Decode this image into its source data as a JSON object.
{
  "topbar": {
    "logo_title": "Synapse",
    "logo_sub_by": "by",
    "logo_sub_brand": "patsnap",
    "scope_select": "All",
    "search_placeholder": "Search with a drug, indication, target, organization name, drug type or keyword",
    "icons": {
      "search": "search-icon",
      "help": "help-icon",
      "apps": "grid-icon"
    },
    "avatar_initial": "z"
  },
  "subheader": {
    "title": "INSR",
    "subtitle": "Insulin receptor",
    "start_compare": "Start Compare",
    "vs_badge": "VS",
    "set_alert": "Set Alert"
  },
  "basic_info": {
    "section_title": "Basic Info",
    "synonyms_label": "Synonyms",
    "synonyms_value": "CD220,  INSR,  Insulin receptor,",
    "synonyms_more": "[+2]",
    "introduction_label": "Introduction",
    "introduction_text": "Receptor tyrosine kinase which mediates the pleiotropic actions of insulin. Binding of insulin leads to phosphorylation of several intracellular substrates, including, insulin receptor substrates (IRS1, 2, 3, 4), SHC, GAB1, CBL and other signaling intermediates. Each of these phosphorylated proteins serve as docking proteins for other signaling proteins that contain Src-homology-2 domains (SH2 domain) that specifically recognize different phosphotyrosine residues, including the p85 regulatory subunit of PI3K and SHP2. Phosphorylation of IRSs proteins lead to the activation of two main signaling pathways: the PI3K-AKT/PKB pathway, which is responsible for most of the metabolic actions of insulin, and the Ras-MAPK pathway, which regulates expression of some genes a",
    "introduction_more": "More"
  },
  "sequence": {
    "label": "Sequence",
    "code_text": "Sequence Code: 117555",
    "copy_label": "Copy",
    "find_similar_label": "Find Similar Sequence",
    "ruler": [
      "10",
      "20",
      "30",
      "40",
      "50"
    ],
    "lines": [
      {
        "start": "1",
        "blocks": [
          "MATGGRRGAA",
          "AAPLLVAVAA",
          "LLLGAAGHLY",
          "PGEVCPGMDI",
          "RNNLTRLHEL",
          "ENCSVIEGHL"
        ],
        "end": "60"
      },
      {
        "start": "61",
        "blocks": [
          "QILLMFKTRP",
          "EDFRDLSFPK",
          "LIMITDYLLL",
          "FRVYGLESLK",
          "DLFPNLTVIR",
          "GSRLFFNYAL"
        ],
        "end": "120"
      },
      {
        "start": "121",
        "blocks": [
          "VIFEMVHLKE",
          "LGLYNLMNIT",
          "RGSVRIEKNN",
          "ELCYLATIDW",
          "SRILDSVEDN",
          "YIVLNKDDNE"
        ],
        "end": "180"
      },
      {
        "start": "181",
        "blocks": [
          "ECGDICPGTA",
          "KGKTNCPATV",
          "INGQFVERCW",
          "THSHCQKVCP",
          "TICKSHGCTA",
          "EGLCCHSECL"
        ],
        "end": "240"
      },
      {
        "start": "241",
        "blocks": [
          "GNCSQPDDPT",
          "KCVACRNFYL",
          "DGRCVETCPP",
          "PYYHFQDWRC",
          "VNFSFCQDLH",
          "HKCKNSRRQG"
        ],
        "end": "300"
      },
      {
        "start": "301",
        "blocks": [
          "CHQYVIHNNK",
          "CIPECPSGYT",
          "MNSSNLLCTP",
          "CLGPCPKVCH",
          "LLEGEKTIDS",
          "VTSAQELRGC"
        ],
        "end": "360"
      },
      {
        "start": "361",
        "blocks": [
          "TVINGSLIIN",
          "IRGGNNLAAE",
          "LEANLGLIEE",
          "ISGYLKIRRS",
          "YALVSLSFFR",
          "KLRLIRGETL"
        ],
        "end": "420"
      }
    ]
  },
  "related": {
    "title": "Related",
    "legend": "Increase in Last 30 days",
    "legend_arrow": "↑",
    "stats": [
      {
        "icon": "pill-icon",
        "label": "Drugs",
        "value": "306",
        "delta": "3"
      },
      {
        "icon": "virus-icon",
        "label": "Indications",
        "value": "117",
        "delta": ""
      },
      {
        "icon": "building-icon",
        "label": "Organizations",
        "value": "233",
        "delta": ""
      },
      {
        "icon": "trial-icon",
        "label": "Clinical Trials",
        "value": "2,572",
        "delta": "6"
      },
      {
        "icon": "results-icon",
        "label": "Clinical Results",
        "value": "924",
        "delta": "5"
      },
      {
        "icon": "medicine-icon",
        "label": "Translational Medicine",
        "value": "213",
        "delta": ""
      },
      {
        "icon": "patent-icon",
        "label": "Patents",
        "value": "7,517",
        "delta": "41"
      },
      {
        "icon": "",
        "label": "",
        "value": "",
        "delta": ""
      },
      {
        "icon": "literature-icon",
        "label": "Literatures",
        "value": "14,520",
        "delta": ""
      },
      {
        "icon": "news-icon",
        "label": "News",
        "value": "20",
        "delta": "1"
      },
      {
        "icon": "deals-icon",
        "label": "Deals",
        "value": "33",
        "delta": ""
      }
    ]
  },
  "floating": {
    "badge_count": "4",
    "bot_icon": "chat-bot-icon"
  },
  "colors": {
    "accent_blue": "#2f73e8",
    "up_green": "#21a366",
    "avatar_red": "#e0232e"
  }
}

# # #

## WHAT IS BEING ASKED
Return the data from the top line through the bottom line exactly.

## ANSWER TO THE EXERCISE
Decode this image into its source data as a JSON object.
{
  "topbar": {
    "logo_title": "Synapse",
    "logo_sub_by": "by",
    "logo_sub_brand": "patsnap",
    "scope_select": "All",
    "search_placeholder": "Search with a drug, indication, target, organization name, drug type or keyword",
    "icons": {
      "search": "search-icon",
      "help": "help-icon",
      "apps": "grid-icon"
    },
    "avatar_initial": "z"
  },
  "subheader": {
    "title": "INSR",
    "subtitle": "Insulin receptor",
    "start_compare": "Start Compare",
    "vs_badge": "VS",
    "set_alert": "Set Alert"
  },
  "basic_info": {
    "section_title": "Basic Info",
    "synonyms_label": "Synonyms",
    "synonyms_value": "CD220,  INSR,  Insulin receptor,",
    "synonyms_more": "[+2]",
    "introduction_label": "Introduction",
    "introduction_text": "Receptor tyrosine kinase which mediates the pleiotropic actions of insulin. Binding of insulin leads to phosphorylation of several intracellular substrates, including, insulin receptor substrates (IRS1, 2, 3, 4), SHC, GAB1, CBL and other signaling intermediates. Each of these phosphorylated proteins serve as docking proteins for other signaling proteins that contain Src-homology-2 domains (SH2 domain) that specifically recognize different phosphotyrosine residues, including the p85 regulatory subunit of PI3K and SHP2. Phosphorylation of IRSs proteins lead to the activation of two main signaling pathways: the PI3K-AKT/PKB pathway, which is responsible for most of the metabolic actions of insulin, and the Ras-MAPK pathway, which regulates expression of some genes a",
    "introduction_more": "More"
  },
  "sequence": {
    "label": "Sequence",
    "code_text": "Sequence Code: 117555",
    "copy_label": "Copy",
    "find_similar_label": "Find Similar Sequence",
    "ruler": [
      "10",
      "20",
      "30",
      "40",
      "50"
    ],
    "lines": [
      {
        "start": "1",
        "blocks": [
          "MATGGRRGAA",
          "AAPLLVAVAA",
          "LLLGAAGHLY",
          "PGEVCPGMDI",
          "RNNLTRLHEL",
          "ENCSVIEGHL"
        ],
        "end": "60"
      },
      {
        "start": "61",
        "blocks": [
          "QILLMFKTRP",
          "EDFRDLSFPK",
          "LIMITDYLLL",
          "FRVYGLESLK",
          "DLFPNLTVIR",
          "GSRLFFNYAL"
        ],
        "end": "120"
      },
      {
        "start": "121",
        "blocks": [
          "VIFEMVHLKE",
          "LGLYNLMNIT",
          "RGSVRIEKNN",
          "ELCYLATIDW",
          "SRILDSVEDN",
          "YIVLNKDDNE"
        ],
        "end": "180"
      },
      {
        "start": "181",
        "blocks": [
          "ECGDICPGTA",
          "KGKTNCPATV",
          "INGQFVERCW",
          "THSHCQKVCP",
          "TICKSHGCTA",
          "EGLCCHSECL"
        ],
        "end": "240"
      },
      {
        "start": "241",
        "blocks": [
          "GNCSQPDDPT",
          "KCVACRNFYL",
          "DGRCVETCPP",
          "PYYHFQDWRC",
          "VNFSFCQDLH",
          "HKCKNSRRQG"
        ],
        "end": "300"
      },
      {
        "start": "301",
        "blocks": [
          "CHQYVIHNNK",
          "CIPECPSGYT",
          "MNSSNLLCTP",
          "CLGPCPKVCH",
          "LLEGEKTIDS",
          "VTSAQELRGC"
        ],
        "end": "360"
      },
      {
        "start": "361",
        "blocks": [
          "TVINGSLIIN",
          "IRGGNNLAAE",
          "LEANLGLIEE",
          "ISGYLKIRRS",
          "YALVSLSFFR",
          "KLRLIRGETL"
        ],
        "end": "420"
      }
    ]
  },
  "related": {
    "title": "Related",
    "legend": "Increase in Last 30 days",
    "legend_arrow": "↑",
    "stats": [
      {
        "icon": "pill-icon",
        "label": "Drugs",
        "value": "306",
        "delta": "3"
      },
      {
        "icon": "virus-icon",
        "label": "Indications",
        "value": "117",
        "delta": ""
      },
      {
        "icon": "building-icon",
        "label": "Organizations",
        "value": "233",
        "delta": ""
      },
      {
        "icon": "trial-icon",
        "label": "Clinical Trials",
        "value": "2,572",
        "delta": "6"
      },
      {
        "icon": "results-icon",
        "label": "Clinical Results",
        "value": "924",
        "delta": "5"
      },
      {
        "icon": "medicine-icon",
        "label": "Translational Medicine",
        "value": "213",
        "delta": ""
      },
      {
        "icon": "patent-icon",
        "label": "Patents",
        "value": "7,517",
        "delta": "41"
      },
      {
        "icon": "",
        "label": "",
        "value": "",
        "delta": ""
      },
      {
        "icon": "literature-icon",
        "label": "Literatures",
        "value": "14,520",
        "delta": ""
      },
      {
        "icon": "news-icon",
        "label": "News",
        "value": "20",
        "delta": "1"
      },
      {
        "icon": "deals-icon",
        "label": "Deals",
        "value": "33",
        "delta": ""
      }
    ]
  },
  "floating": {
    "badge_count": "4",
    "bot_icon": "chat-bot-icon"
  },
  "colors": {
    "accent_blue": "#2f73e8",
    "up_green": "#21a366",
    "avatar_red": "#e0232e"
  }
}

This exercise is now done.